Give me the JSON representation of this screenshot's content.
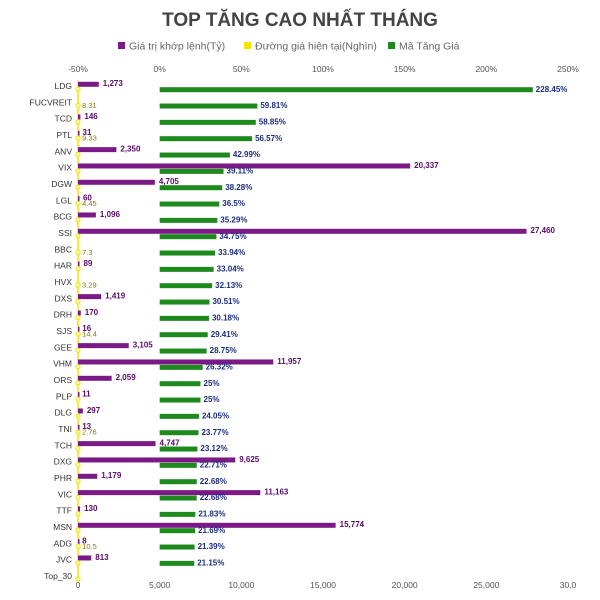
{
  "chart_data": {
    "type": "bar",
    "title": "TOP TĂNG CAO NHẤT THÁNG",
    "legend": {
      "position": "top",
      "entries": [
        {
          "name": "Giá trị khớp lệnh(Tỷ)",
          "color": "#7b1a86"
        },
        {
          "name": "Đường giá hiện tại(Nghìn)",
          "color": "#f2e600"
        },
        {
          "name": "Mã Tăng Giá",
          "color": "#1e8a1e"
        }
      ]
    },
    "categories": [
      "LDG",
      "FUCVREIT",
      "TCD",
      "PTL",
      "ANV",
      "VIX",
      "DGW",
      "LGL",
      "BCG",
      "SSI",
      "BBC",
      "HAR",
      "HVX",
      "DXS",
      "DRH",
      "SJS",
      "GEE",
      "VHM",
      "ORS",
      "PLP",
      "DLG",
      "TNI",
      "TCH",
      "DXG",
      "PHR",
      "VIC",
      "TTF",
      "MSN",
      "ADG",
      "JVC",
      "Top_30"
    ],
    "series": [
      {
        "name": "Mã Tăng Giá",
        "axis": "top",
        "unit": "%",
        "labels": [
          "228.45%",
          "59.81%",
          "58.85%",
          "56.57%",
          "42.99%",
          "39.11%",
          "38.28%",
          "36.5%",
          "35.29%",
          "34.75%",
          "33.94%",
          "33.04%",
          "32.13%",
          "30.51%",
          "30.18%",
          "29.41%",
          "28.75%",
          "26.32%",
          "25%",
          "25%",
          "24.05%",
          "23.77%",
          "23.12%",
          "22.71%",
          "22.68%",
          "22.68%",
          "21.83%",
          "21.69%",
          "21.39%",
          "21.15%",
          ""
        ],
        "values": [
          228.45,
          59.81,
          58.85,
          56.57,
          42.99,
          39.11,
          38.28,
          36.5,
          35.29,
          34.75,
          33.94,
          33.04,
          32.13,
          30.51,
          30.18,
          29.41,
          28.75,
          26.32,
          25,
          25,
          24.05,
          23.77,
          23.12,
          22.71,
          22.68,
          22.68,
          21.83,
          21.69,
          21.39,
          21.15,
          null
        ]
      },
      {
        "name": "Giá trị khớp lệnh(Tỷ)",
        "axis": "bottom",
        "labels": [
          "1,273",
          "",
          "146",
          "31",
          "2,350",
          "20,337",
          "4,705",
          "60",
          "1,096",
          "27,460",
          "",
          "89",
          "",
          "1,419",
          "170",
          "16",
          "3,105",
          "11,957",
          "2,059",
          "11",
          "297",
          "13",
          "4,747",
          "9,625",
          "1,179",
          "11,163",
          "130",
          "15,774",
          "8",
          "813",
          ""
        ],
        "values": [
          1273,
          null,
          146,
          31,
          2350,
          20337,
          4705,
          60,
          1096,
          27460,
          null,
          89,
          null,
          1419,
          170,
          16,
          3105,
          11957,
          2059,
          11,
          297,
          13,
          4747,
          9625,
          1179,
          11163,
          130,
          15774,
          8,
          813,
          null
        ]
      },
      {
        "name": "Đường giá hiện tại(Nghìn)",
        "axis": "bottom",
        "labels": [
          "",
          "8.31",
          "",
          "9.33",
          "",
          "",
          "",
          "4.45",
          "",
          "",
          "7.3",
          "",
          "3.29",
          "",
          "",
          "14.4",
          "",
          "",
          "",
          "",
          "",
          "2.76",
          "",
          "",
          "",
          "",
          "",
          "",
          "10.5",
          "",
          ""
        ],
        "values": [
          null,
          8.31,
          null,
          9.33,
          null,
          null,
          null,
          4.45,
          null,
          null,
          7.3,
          null,
          3.29,
          null,
          null,
          14.4,
          null,
          null,
          null,
          null,
          null,
          2.76,
          null,
          null,
          null,
          null,
          null,
          null,
          10.5,
          null,
          null
        ]
      }
    ],
    "top_axis": {
      "ticks": [
        "-50%",
        "0%",
        "50%",
        "100%",
        "150%",
        "200%",
        "250%"
      ],
      "values": [
        -50,
        0,
        50,
        100,
        150,
        200,
        250
      ],
      "range": [
        -50,
        250
      ]
    },
    "bottom_axis": {
      "ticks": [
        "0",
        "5,000",
        "10,000",
        "15,000",
        "20,000",
        "25,000",
        "30,0"
      ],
      "values": [
        0,
        5000,
        10000,
        15000,
        20000,
        25000,
        30000
      ],
      "range": [
        0,
        30000
      ]
    },
    "grid": false
  }
}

===============

Reproduce the material above verbatim; omit every picture.

▸ TASK SOLUTION:
Give me the JSON representation of this screenshot's content.
{
  "chart_data": {
    "type": "bar",
    "title": "TOP TĂNG CAO NHẤT THÁNG",
    "legend": {
      "position": "top",
      "entries": [
        {
          "name": "Giá trị khớp lệnh(Tỷ)",
          "color": "#7b1a86"
        },
        {
          "name": "Đường giá hiện tại(Nghìn)",
          "color": "#f2e600"
        },
        {
          "name": "Mã Tăng Giá",
          "color": "#1e8a1e"
        }
      ]
    },
    "categories": [
      "LDG",
      "FUCVREIT",
      "TCD",
      "PTL",
      "ANV",
      "VIX",
      "DGW",
      "LGL",
      "BCG",
      "SSI",
      "BBC",
      "HAR",
      "HVX",
      "DXS",
      "DRH",
      "SJS",
      "GEE",
      "VHM",
      "ORS",
      "PLP",
      "DLG",
      "TNI",
      "TCH",
      "DXG",
      "PHR",
      "VIC",
      "TTF",
      "MSN",
      "ADG",
      "JVC",
      "Top_30"
    ],
    "series": [
      {
        "name": "Mã Tăng Giá",
        "axis": "top",
        "unit": "%",
        "labels": [
          "228.45%",
          "59.81%",
          "58.85%",
          "56.57%",
          "42.99%",
          "39.11%",
          "38.28%",
          "36.5%",
          "35.29%",
          "34.75%",
          "33.94%",
          "33.04%",
          "32.13%",
          "30.51%",
          "30.18%",
          "29.41%",
          "28.75%",
          "26.32%",
          "25%",
          "25%",
          "24.05%",
          "23.77%",
          "23.12%",
          "22.71%",
          "22.68%",
          "22.68%",
          "21.83%",
          "21.69%",
          "21.39%",
          "21.15%",
          ""
        ],
        "values": [
          228.45,
          59.81,
          58.85,
          56.57,
          42.99,
          39.11,
          38.28,
          36.5,
          35.29,
          34.75,
          33.94,
          33.04,
          32.13,
          30.51,
          30.18,
          29.41,
          28.75,
          26.32,
          25,
          25,
          24.05,
          23.77,
          23.12,
          22.71,
          22.68,
          22.68,
          21.83,
          21.69,
          21.39,
          21.15,
          null
        ]
      },
      {
        "name": "Giá trị khớp lệnh(Tỷ)",
        "axis": "bottom",
        "labels": [
          "1,273",
          "",
          "146",
          "31",
          "2,350",
          "20,337",
          "4,705",
          "60",
          "1,096",
          "27,460",
          "",
          "89",
          "",
          "1,419",
          "170",
          "16",
          "3,105",
          "11,957",
          "2,059",
          "11",
          "297",
          "13",
          "4,747",
          "9,625",
          "1,179",
          "11,163",
          "130",
          "15,774",
          "8",
          "813",
          ""
        ],
        "values": [
          1273,
          null,
          146,
          31,
          2350,
          20337,
          4705,
          60,
          1096,
          27460,
          null,
          89,
          null,
          1419,
          170,
          16,
          3105,
          11957,
          2059,
          11,
          297,
          13,
          4747,
          9625,
          1179,
          11163,
          130,
          15774,
          8,
          813,
          null
        ]
      },
      {
        "name": "Đường giá hiện tại(Nghìn)",
        "axis": "bottom",
        "labels": [
          "",
          "8.31",
          "",
          "9.33",
          "",
          "",
          "",
          "4.45",
          "",
          "",
          "7.3",
          "",
          "3.29",
          "",
          "",
          "14.4",
          "",
          "",
          "",
          "",
          "",
          "2.76",
          "",
          "",
          "",
          "",
          "",
          "",
          "10.5",
          "",
          ""
        ],
        "values": [
          null,
          8.31,
          null,
          9.33,
          null,
          null,
          null,
          4.45,
          null,
          null,
          7.3,
          null,
          3.29,
          null,
          null,
          14.4,
          null,
          null,
          null,
          null,
          null,
          2.76,
          null,
          null,
          null,
          null,
          null,
          null,
          10.5,
          null,
          null
        ]
      }
    ],
    "top_axis": {
      "ticks": [
        "-50%",
        "0%",
        "50%",
        "100%",
        "150%",
        "200%",
        "250%"
      ],
      "values": [
        -50,
        0,
        50,
        100,
        150,
        200,
        250
      ],
      "range": [
        -50,
        250
      ]
    },
    "bottom_axis": {
      "ticks": [
        "0",
        "5,000",
        "10,000",
        "15,000",
        "20,000",
        "25,000",
        "30,0"
      ],
      "values": [
        0,
        5000,
        10000,
        15000,
        20000,
        25000,
        30000
      ],
      "range": [
        0,
        30000
      ]
    },
    "grid": false
  }
}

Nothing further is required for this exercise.